+++ INPUT ROWS +++
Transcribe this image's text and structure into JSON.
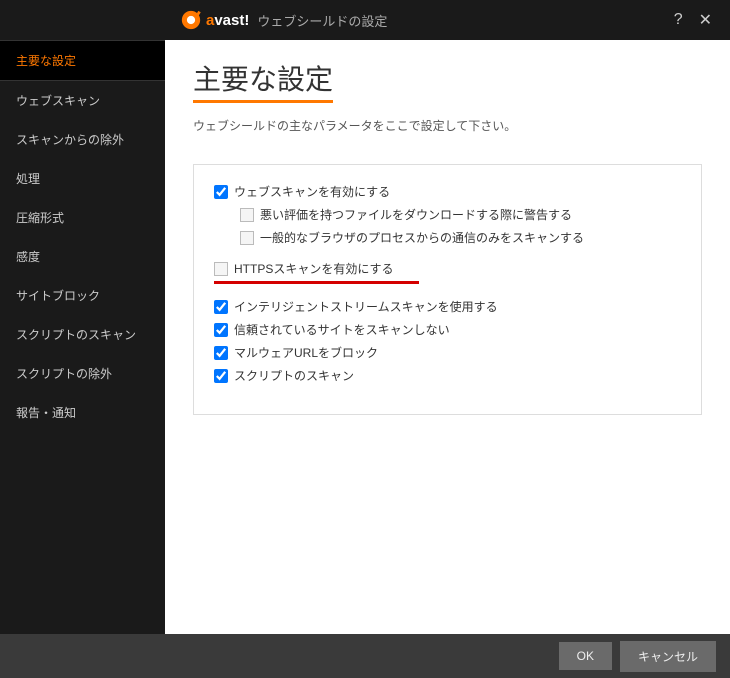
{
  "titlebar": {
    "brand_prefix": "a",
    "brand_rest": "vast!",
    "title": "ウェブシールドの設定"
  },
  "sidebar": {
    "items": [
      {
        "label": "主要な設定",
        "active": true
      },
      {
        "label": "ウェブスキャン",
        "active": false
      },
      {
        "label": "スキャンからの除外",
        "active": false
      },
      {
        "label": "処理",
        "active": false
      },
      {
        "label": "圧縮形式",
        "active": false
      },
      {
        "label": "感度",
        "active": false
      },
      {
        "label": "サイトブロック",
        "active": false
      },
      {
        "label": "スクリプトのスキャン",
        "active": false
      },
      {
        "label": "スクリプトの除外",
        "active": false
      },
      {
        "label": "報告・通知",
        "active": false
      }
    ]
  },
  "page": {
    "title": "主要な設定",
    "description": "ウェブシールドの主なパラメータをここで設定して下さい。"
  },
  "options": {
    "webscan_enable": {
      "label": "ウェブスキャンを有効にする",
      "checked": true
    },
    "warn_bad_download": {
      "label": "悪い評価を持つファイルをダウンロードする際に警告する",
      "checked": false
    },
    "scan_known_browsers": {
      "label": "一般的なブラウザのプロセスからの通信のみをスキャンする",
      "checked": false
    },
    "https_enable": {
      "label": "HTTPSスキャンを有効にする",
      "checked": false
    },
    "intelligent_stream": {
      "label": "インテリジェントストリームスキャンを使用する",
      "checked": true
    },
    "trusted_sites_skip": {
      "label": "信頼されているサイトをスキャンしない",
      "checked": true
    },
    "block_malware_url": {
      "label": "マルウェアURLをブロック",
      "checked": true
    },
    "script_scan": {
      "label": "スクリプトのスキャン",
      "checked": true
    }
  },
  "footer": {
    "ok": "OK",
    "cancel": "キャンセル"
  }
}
+++
**INSTRUCTIONS TO FOLLOW**
Omit the pictures and output all of the other material exactly.

**CORRECT RESPONSE**
Transcribe this image's text and structure into JSON.
{
  "titlebar": {
    "brand_prefix": "a",
    "brand_rest": "vast!",
    "title": "ウェブシールドの設定"
  },
  "sidebar": {
    "items": [
      {
        "label": "主要な設定",
        "active": true
      },
      {
        "label": "ウェブスキャン",
        "active": false
      },
      {
        "label": "スキャンからの除外",
        "active": false
      },
      {
        "label": "処理",
        "active": false
      },
      {
        "label": "圧縮形式",
        "active": false
      },
      {
        "label": "感度",
        "active": false
      },
      {
        "label": "サイトブロック",
        "active": false
      },
      {
        "label": "スクリプトのスキャン",
        "active": false
      },
      {
        "label": "スクリプトの除外",
        "active": false
      },
      {
        "label": "報告・通知",
        "active": false
      }
    ]
  },
  "page": {
    "title": "主要な設定",
    "description": "ウェブシールドの主なパラメータをここで設定して下さい。"
  },
  "options": {
    "webscan_enable": {
      "label": "ウェブスキャンを有効にする",
      "checked": true
    },
    "warn_bad_download": {
      "label": "悪い評価を持つファイルをダウンロードする際に警告する",
      "checked": false
    },
    "scan_known_browsers": {
      "label": "一般的なブラウザのプロセスからの通信のみをスキャンする",
      "checked": false
    },
    "https_enable": {
      "label": "HTTPSスキャンを有効にする",
      "checked": false
    },
    "intelligent_stream": {
      "label": "インテリジェントストリームスキャンを使用する",
      "checked": true
    },
    "trusted_sites_skip": {
      "label": "信頼されているサイトをスキャンしない",
      "checked": true
    },
    "block_malware_url": {
      "label": "マルウェアURLをブロック",
      "checked": true
    },
    "script_scan": {
      "label": "スクリプトのスキャン",
      "checked": true
    }
  },
  "footer": {
    "ok": "OK",
    "cancel": "キャンセル"
  }
}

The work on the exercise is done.